Source text –
+ + +

With an attitude akin to "Cerebus the Three-Headed Dog that guards the underworld has been unleashed in the land of the living, somebody get Myrmidon!"  Otherwise they a pretty much left in peace, ignored and only called upon when something requiring their special skills happens.  Kind of like how you only call upon a hero who constantly time-travels when you need something to do with time-travel fixed.

How does you legacy tie into your reasons for being a hero?
It doesn't.  Alexandra was never asked if she wanted to be a hero.  It was just expected of her as a child (note the term) Myrmidon legacy.  It's a burden that was forced upon her from birth, which has brought her nothing but stress, disdain and a gender identity crisis.  If she could walk away from it, she probably would.

Why do you care about the team?
Simply put, because they're the only friends that she has.  Her grandfather never let her have a normal childhood, which includes friends.  They were weaknesses that could be used against her, nosey children that could accidentally uncover the identity of the family.  Unleash unspeakable evils of the Ancient World.  They were never allowed over at the Ormond's Mansion and she was never allowed to leave the house for what her grandfather referred to as "childish games".  He tolerates the team because they are "peers" rather than friends, fellow heroes and potential allies.  For the first time in her life Alexandra has a group of people that can be thought of as friends.  That's why she care's about the team.    

Alexandra is someone who struggles with her identity.  In that she doesn't have one other than what her Legacy tells her it should be.  That's partly why I put her gender as transgressing.  She knows that her grandfather begrudges her being born a girl when all of the Legacy's members have been men.  Yet he has always treated her the same way he might treat a boy.  Making such comments as "Take it like a man" or "You fight like a girl" all of which are comments he frequently makes during daily sparring.  She's not sure what she's supposed to be and has never been given an opportunity to figure it out for herself.  It's part of the reason I think one of her starting moves should be The Legacy Matters.  To reflect the control that her Grandfather has over her.  I also think she should have the move I Know What I Am.  For the one thing that she has clarity in her life about.  She knows that she cares about her teammates, it's one of the only things in her life that feels right and normal.  Later on down the line, I can see her gaining the mythic might and legendary speed as she matures.  Which will be a major milestone for her character.
What the Myrmidon armour and weapons look like in the display case at the Ormond mansion.
Also created with Hero Machine 2.5

Inferno (The Nova Playbook)

Real Name: Dante Torres

Gender: Man
Ethnicity: Hispanic/Latino
Skin: Normal
Clothing: Dark
Costume: None
Abilities: Elemental Control (Fire)

+ + +

Records for this task –
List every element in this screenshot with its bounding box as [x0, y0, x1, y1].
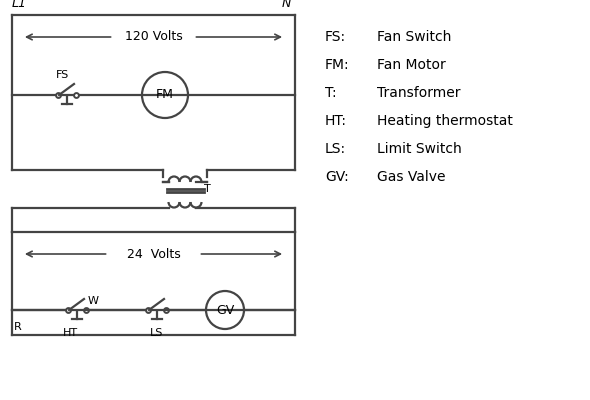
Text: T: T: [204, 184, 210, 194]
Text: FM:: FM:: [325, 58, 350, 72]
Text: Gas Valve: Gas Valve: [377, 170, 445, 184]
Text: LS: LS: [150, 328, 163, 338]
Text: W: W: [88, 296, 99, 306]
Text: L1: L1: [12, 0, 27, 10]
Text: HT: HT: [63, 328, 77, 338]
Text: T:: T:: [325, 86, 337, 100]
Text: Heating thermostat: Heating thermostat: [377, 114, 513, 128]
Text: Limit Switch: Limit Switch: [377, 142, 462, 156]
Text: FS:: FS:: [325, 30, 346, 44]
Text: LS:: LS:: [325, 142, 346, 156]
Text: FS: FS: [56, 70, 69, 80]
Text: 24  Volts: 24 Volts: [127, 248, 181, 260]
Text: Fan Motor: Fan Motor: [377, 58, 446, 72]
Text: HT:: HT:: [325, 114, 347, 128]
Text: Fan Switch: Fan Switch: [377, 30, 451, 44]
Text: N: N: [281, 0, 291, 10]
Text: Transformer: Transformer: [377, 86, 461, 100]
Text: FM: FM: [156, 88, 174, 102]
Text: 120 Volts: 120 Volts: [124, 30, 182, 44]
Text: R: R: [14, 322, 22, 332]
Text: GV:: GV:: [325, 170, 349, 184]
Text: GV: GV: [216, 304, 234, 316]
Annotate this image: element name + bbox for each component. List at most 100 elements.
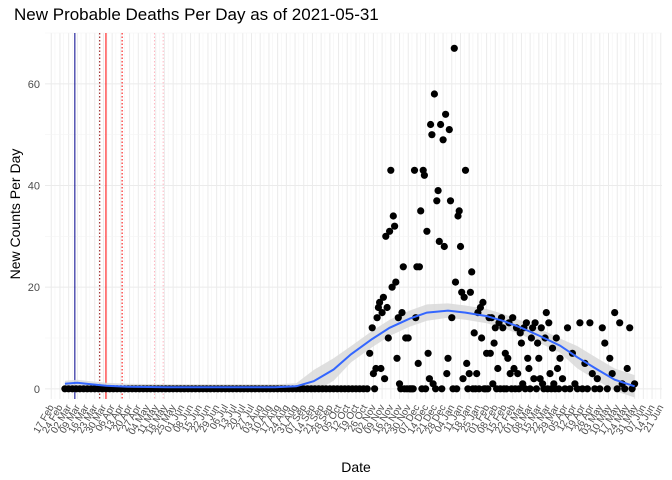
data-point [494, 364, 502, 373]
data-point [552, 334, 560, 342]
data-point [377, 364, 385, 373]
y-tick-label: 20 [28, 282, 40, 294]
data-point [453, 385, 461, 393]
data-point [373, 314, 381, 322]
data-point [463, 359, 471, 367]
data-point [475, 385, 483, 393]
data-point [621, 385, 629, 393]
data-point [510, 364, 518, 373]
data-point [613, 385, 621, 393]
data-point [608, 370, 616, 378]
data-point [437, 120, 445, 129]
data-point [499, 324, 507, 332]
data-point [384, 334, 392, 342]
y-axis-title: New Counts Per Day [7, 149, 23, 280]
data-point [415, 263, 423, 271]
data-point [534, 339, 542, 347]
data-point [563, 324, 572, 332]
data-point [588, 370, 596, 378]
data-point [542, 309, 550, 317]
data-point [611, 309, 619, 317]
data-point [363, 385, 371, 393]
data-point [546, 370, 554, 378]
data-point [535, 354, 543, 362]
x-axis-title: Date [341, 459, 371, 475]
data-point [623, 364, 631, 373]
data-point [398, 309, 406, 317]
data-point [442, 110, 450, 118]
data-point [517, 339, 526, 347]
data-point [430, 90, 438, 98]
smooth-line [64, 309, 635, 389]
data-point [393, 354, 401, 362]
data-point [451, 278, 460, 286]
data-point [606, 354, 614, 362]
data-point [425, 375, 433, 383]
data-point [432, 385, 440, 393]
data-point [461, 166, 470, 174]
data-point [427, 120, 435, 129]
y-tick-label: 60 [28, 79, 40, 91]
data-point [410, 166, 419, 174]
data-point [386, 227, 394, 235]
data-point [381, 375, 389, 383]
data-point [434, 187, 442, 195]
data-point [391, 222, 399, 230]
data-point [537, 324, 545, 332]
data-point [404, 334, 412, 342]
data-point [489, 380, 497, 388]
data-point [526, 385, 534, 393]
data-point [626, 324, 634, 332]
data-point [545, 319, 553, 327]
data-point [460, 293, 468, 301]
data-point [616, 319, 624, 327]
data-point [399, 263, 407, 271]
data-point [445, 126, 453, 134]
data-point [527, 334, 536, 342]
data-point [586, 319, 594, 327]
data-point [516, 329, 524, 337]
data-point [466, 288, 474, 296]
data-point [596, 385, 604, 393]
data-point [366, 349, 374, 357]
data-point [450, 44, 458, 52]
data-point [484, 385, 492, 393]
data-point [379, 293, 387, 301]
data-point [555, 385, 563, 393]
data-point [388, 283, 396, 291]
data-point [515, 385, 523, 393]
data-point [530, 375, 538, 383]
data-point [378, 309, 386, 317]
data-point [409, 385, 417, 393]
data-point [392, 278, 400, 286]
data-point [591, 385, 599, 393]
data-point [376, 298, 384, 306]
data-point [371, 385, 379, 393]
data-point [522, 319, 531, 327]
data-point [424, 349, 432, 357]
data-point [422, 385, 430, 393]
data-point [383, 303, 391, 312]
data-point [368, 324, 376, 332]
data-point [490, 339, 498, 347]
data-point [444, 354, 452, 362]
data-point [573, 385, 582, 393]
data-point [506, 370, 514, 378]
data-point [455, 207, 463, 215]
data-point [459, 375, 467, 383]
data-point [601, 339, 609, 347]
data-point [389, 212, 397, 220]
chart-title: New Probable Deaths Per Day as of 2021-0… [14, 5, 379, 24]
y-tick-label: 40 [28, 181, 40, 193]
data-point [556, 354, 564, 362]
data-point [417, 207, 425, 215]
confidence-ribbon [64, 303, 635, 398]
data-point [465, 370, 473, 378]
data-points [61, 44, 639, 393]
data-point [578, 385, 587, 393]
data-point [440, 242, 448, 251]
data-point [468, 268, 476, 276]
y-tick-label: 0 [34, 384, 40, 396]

+ + +

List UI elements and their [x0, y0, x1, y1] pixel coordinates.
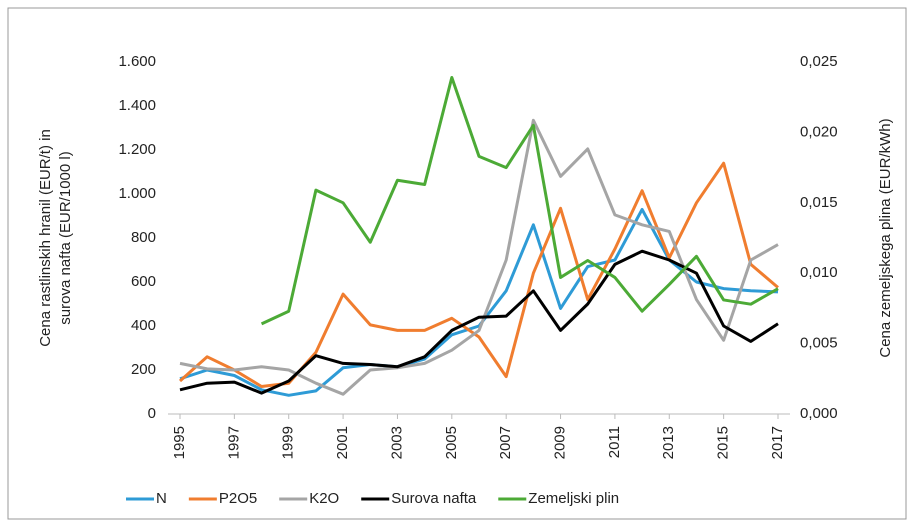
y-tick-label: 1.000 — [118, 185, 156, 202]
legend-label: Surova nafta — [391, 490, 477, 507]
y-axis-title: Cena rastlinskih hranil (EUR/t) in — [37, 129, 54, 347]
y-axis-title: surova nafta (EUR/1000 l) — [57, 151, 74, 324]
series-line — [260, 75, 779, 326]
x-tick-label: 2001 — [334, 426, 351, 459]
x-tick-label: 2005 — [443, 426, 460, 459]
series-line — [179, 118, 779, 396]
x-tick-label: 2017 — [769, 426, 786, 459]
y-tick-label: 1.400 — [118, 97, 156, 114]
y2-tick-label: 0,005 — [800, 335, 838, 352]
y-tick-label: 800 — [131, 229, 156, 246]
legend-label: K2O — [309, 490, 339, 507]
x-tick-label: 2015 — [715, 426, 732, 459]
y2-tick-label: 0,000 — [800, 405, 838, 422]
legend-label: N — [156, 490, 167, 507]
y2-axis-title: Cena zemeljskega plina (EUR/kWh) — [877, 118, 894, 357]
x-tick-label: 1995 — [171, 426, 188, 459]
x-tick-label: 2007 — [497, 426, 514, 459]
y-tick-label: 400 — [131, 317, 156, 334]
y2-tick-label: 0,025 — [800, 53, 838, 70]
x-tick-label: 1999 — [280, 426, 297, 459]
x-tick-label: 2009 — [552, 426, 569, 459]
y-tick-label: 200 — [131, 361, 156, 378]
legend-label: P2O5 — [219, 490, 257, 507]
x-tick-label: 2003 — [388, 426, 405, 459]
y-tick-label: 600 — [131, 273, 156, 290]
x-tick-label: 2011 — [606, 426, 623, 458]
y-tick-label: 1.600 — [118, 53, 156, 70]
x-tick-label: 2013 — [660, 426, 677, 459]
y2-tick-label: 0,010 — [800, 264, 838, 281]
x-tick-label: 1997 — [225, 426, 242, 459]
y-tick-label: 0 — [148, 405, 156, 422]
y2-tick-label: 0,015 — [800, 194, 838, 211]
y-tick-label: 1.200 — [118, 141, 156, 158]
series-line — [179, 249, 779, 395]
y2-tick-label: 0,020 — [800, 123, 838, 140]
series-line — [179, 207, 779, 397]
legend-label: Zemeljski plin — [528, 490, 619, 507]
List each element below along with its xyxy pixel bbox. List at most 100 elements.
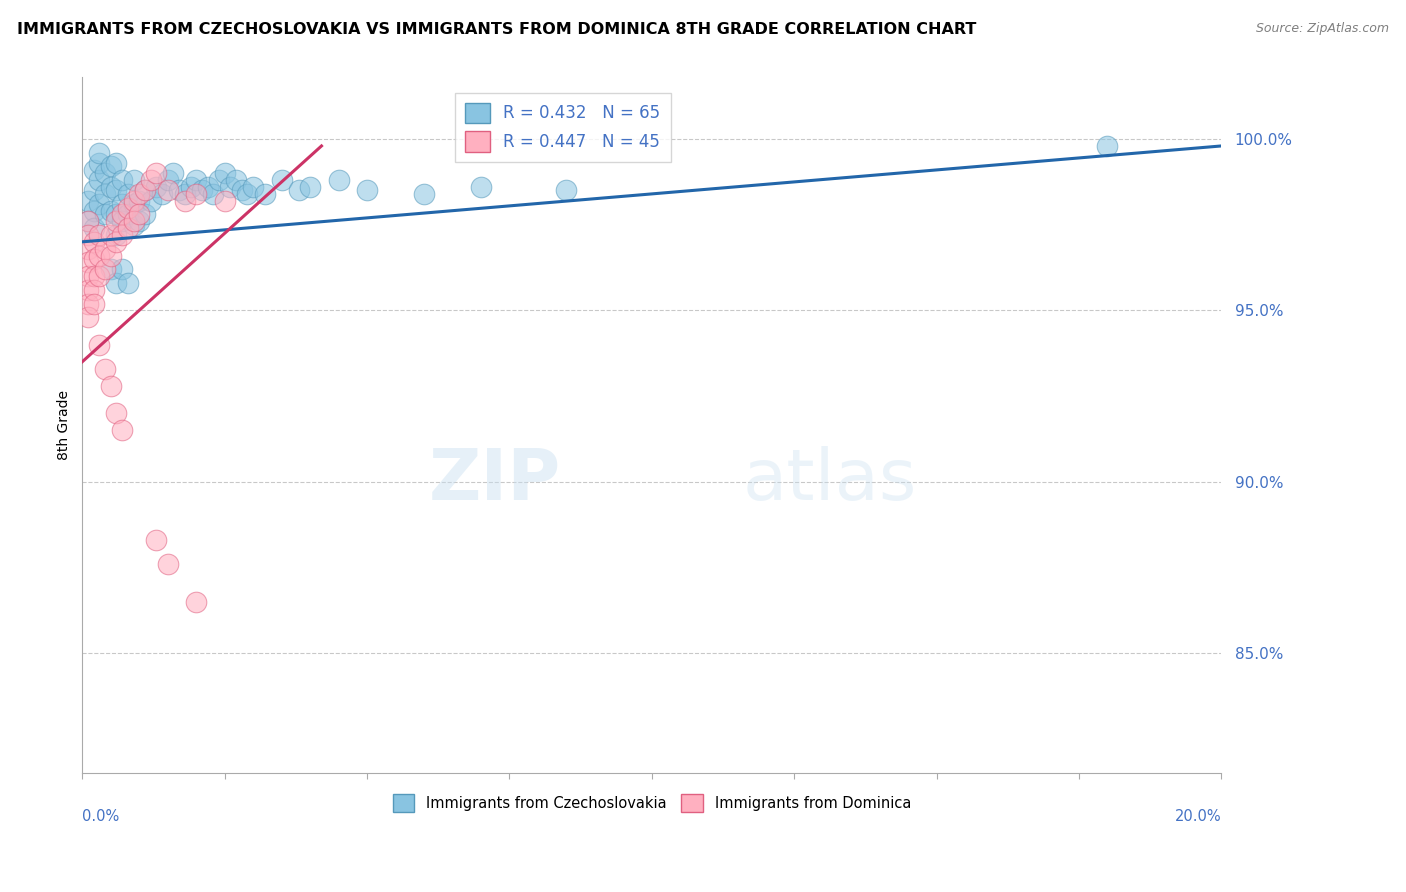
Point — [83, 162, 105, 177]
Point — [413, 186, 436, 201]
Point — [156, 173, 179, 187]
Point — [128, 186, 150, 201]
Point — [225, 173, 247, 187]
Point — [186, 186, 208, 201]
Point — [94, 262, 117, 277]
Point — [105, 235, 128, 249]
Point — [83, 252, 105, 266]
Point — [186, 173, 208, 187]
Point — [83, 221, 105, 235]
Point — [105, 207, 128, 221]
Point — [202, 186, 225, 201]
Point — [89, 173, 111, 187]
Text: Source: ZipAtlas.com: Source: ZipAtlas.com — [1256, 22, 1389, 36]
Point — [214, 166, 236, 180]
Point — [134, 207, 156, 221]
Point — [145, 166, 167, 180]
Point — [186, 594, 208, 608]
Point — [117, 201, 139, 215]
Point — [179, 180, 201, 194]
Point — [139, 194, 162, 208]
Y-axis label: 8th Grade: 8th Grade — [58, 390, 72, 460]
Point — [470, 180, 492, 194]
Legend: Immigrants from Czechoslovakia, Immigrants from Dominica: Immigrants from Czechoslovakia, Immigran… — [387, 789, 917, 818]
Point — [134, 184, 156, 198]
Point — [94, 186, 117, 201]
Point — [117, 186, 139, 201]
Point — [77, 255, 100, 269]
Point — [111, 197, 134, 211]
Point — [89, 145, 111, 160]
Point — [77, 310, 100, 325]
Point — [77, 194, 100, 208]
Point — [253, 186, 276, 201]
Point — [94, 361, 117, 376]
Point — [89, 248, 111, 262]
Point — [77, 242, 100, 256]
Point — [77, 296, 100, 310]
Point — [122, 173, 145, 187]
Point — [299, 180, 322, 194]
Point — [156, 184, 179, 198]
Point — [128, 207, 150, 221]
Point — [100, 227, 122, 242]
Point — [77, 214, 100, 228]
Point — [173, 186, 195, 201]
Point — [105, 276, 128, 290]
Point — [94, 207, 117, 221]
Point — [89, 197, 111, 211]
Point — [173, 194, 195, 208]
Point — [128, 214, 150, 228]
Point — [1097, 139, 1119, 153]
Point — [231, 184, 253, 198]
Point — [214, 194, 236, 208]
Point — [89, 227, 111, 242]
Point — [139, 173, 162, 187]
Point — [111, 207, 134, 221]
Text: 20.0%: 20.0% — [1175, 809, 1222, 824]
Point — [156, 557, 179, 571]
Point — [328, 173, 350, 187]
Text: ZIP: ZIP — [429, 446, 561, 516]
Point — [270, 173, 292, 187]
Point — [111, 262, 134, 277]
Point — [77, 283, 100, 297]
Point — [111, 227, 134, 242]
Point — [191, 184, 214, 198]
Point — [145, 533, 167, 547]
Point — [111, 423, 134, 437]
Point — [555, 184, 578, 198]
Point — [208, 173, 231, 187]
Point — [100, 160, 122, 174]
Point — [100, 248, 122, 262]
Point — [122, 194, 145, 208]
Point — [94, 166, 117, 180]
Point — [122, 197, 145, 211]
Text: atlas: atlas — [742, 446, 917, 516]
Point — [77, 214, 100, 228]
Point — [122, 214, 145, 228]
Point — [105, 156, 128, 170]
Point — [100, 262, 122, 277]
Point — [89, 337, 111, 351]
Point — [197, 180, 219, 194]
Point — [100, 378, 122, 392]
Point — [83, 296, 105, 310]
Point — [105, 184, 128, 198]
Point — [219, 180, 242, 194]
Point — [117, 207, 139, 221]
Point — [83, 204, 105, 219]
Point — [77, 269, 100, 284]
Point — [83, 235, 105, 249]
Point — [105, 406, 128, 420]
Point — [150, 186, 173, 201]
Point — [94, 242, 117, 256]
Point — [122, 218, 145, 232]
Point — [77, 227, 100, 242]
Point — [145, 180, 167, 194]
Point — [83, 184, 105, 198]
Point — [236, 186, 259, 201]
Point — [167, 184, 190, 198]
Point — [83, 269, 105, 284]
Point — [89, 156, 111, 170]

+ + +

Parts of the exercise –
**A)** Translate this sentence from the character writeup into Spanish: "Alexandra was never asked if she wanted to be a hero."
**B)** In the records, copy out word for word the lines between the one holding "data-point [494, 364, 502, 373]" and the one holding "x-axis-title: Date [341, 459, 371, 475]", inclusive.

Outputs in order –
**A)** A Alexandra nunca le preguntaron si quería ser una heroína.

**B)**
data-point [494, 364, 502, 373]
data-point [552, 334, 560, 342]
data-point [377, 364, 385, 373]
y-tick-label: 20 [28, 282, 40, 294]
data-point [453, 385, 461, 393]
data-point [373, 314, 381, 322]
data-point [463, 359, 471, 367]
data-point [475, 385, 483, 393]
data-point [621, 385, 629, 393]
data-point [510, 364, 518, 373]
data-point [613, 385, 621, 393]
data-point [608, 370, 616, 378]
data-point [437, 120, 445, 129]
data-point [499, 324, 507, 332]
data-point [384, 334, 392, 342]
y-axis-title: New Counts Per Day [7, 149, 23, 280]
data-point [415, 263, 423, 271]
data-point [534, 339, 542, 347]
data-point [563, 324, 572, 332]
data-point [588, 370, 596, 378]
data-point [542, 309, 550, 317]
data-point [611, 309, 619, 317]
data-point [363, 385, 371, 393]
data-point [546, 370, 554, 378]
data-point [535, 354, 543, 362]
x-axis-title: Date [341, 459, 371, 475]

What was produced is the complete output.